[Dataset excerpts]
>>

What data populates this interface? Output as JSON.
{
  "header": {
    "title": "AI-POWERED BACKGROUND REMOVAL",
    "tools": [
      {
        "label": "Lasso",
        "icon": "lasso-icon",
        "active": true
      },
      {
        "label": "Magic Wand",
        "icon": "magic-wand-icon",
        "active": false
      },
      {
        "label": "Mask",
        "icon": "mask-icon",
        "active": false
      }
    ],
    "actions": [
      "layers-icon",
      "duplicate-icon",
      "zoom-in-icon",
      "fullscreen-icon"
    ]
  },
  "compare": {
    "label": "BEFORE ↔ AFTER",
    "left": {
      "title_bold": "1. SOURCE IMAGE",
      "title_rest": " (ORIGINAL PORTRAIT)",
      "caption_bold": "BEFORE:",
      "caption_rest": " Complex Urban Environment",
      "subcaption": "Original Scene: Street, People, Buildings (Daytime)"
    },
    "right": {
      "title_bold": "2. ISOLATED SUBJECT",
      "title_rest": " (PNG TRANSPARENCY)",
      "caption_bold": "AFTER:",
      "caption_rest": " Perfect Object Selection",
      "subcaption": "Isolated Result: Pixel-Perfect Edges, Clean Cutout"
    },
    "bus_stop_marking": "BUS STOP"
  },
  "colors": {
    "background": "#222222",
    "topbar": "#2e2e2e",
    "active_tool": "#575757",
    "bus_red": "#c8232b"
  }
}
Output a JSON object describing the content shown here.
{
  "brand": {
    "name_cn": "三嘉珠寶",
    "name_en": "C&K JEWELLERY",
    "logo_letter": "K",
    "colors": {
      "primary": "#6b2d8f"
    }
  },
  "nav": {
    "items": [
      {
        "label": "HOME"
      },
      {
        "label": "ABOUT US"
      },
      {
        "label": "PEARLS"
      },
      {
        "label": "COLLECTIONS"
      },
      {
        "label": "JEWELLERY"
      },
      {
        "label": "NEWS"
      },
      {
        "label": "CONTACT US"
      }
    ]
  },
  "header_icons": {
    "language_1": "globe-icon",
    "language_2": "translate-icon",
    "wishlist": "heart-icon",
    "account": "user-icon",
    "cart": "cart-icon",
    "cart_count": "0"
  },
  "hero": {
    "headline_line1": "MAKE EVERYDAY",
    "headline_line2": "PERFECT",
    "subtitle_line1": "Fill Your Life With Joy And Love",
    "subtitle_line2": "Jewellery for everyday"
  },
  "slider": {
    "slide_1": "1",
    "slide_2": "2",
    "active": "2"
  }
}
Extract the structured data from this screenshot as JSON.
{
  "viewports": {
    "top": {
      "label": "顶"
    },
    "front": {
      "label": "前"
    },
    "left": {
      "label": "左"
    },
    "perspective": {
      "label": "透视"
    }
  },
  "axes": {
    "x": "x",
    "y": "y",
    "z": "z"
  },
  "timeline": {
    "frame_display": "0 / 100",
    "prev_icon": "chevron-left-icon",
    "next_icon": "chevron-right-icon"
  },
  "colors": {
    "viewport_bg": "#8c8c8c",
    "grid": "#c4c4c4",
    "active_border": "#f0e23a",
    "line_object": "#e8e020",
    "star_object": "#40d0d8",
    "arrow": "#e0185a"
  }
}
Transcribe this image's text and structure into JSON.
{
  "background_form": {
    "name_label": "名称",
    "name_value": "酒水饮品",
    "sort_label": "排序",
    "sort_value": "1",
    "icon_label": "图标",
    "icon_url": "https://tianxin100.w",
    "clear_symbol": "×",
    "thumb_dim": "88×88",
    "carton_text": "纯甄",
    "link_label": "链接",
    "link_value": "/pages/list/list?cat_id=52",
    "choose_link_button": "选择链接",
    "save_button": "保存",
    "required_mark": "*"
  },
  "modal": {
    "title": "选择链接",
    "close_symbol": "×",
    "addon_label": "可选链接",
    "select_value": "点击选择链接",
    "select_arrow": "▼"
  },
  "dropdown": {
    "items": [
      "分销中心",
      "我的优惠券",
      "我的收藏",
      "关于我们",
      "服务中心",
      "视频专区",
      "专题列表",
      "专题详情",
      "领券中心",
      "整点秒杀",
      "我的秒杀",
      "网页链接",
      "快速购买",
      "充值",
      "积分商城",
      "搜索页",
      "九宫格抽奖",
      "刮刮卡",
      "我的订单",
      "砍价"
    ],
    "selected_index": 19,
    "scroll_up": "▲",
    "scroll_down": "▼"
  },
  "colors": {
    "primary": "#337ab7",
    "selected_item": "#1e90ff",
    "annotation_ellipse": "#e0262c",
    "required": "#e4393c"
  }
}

<<

**WHAT TO PRODUCE:**
Restate each record exactly as written.

**WRITTEN REPLY:**
What data populates this interface? Output as JSON.
{
  "header": {
    "title": "AI-POWERED BACKGROUND REMOVAL",
    "tools": [
      {
        "label": "Lasso",
        "icon": "lasso-icon",
        "active": true
      },
      {
        "label": "Magic Wand",
        "icon": "magic-wand-icon",
        "active": false
      },
      {
        "label": "Mask",
        "icon": "mask-icon",
        "active": false
      }
    ],
    "actions": [
      "layers-icon",
      "duplicate-icon",
      "zoom-in-icon",
      "fullscreen-icon"
    ]
  },
  "compare": {
    "label": "BEFORE ↔ AFTER",
    "left": {
      "title_bold": "1. SOURCE IMAGE",
      "title_rest": " (ORIGINAL PORTRAIT)",
      "caption_bold": "BEFORE:",
      "caption_rest": " Complex Urban Environment",
      "subcaption": "Original Scene: Street, People, Buildings (Daytime)"
    },
    "right": {
      "title_bold": "2. ISOLATED SUBJECT",
      "title_rest": " (PNG TRANSPARENCY)",
      "caption_bold": "AFTER:",
      "caption_rest": " Perfect Object Selection",
      "subcaption": "Isolated Result: Pixel-Perfect Edges, Clean Cutout"
    },
    "bus_stop_marking": "BUS STOP"
  },
  "colors": {
    "background": "#222222",
    "topbar": "#2e2e2e",
    "active_tool": "#575757",
    "bus_red": "#c8232b"
  }
}
Output a JSON object describing the content shown here.
{
  "brand": {
    "name_cn": "三嘉珠寶",
    "name_en": "C&K JEWELLERY",
    "logo_letter": "K",
    "colors": {
      "primary": "#6b2d8f"
    }
  },
  "nav": {
    "items": [
      {
        "label": "HOME"
      },
      {
        "label": "ABOUT US"
      },
      {
        "label": "PEARLS"
      },
      {
        "label": "COLLECTIONS"
      },
      {
        "label": "JEWELLERY"
      },
      {
        "label": "NEWS"
      },
      {
        "label": "CONTACT US"
      }
    ]
  },
  "header_icons": {
    "language_1": "globe-icon",
    "language_2": "translate-icon",
    "wishlist": "heart-icon",
    "account": "user-icon",
    "cart": "cart-icon",
    "cart_count": "0"
  },
  "hero": {
    "headline_line1": "MAKE EVERYDAY",
    "headline_line2": "PERFECT",
    "subtitle_line1": "Fill Your Life With Joy And Love",
    "subtitle_line2": "Jewellery for everyday"
  },
  "slider": {
    "slide_1": "1",
    "slide_2": "2",
    "active": "2"
  }
}
Extract the structured data from this screenshot as JSON.
{
  "viewports": {
    "top": {
      "label": "顶"
    },
    "front": {
      "label": "前"
    },
    "left": {
      "label": "左"
    },
    "perspective": {
      "label": "透视"
    }
  },
  "axes": {
    "x": "x",
    "y": "y",
    "z": "z"
  },
  "timeline": {
    "frame_display": "0 / 100",
    "prev_icon": "chevron-left-icon",
    "next_icon": "chevron-right-icon"
  },
  "colors": {
    "viewport_bg": "#8c8c8c",
    "grid": "#c4c4c4",
    "active_border": "#f0e23a",
    "line_object": "#e8e020",
    "star_object": "#40d0d8",
    "arrow": "#e0185a"
  }
}
Transcribe this image's text and structure into JSON.
{
  "background_form": {
    "name_label": "名称",
    "name_value": "酒水饮品",
    "sort_label": "排序",
    "sort_value": "1",
    "icon_label": "图标",
    "icon_url": "https://tianxin100.w",
    "clear_symbol": "×",
    "thumb_dim": "88×88",
    "carton_text": "纯甄",
    "link_label": "链接",
    "link_value": "/pages/list/list?cat_id=52",
    "choose_link_button": "选择链接",
    "save_button": "保存",
    "required_mark": "*"
  },
  "modal": {
    "title": "选择链接",
    "close_symbol": "×",
    "addon_label": "可选链接",
    "select_value": "点击选择链接",
    "select_arrow": "▼"
  },
  "dropdown": {
    "items": [
      "分销中心",
      "我的优惠券",
      "我的收藏",
      "关于我们",
      "服务中心",
      "视频专区",
      "专题列表",
      "专题详情",
      "领券中心",
      "整点秒杀",
      "我的秒杀",
      "网页链接",
      "快速购买",
      "充值",
      "积分商城",
      "搜索页",
      "九宫格抽奖",
      "刮刮卡",
      "我的订单",
      "砍价"
    ],
    "selected_index": 19,
    "scroll_up": "▲",
    "scroll_down": "▼"
  },
  "colors": {
    "primary": "#337ab7",
    "selected_item": "#1e90ff",
    "annotation_ellipse": "#e0262c",
    "required": "#e4393c"
  }
}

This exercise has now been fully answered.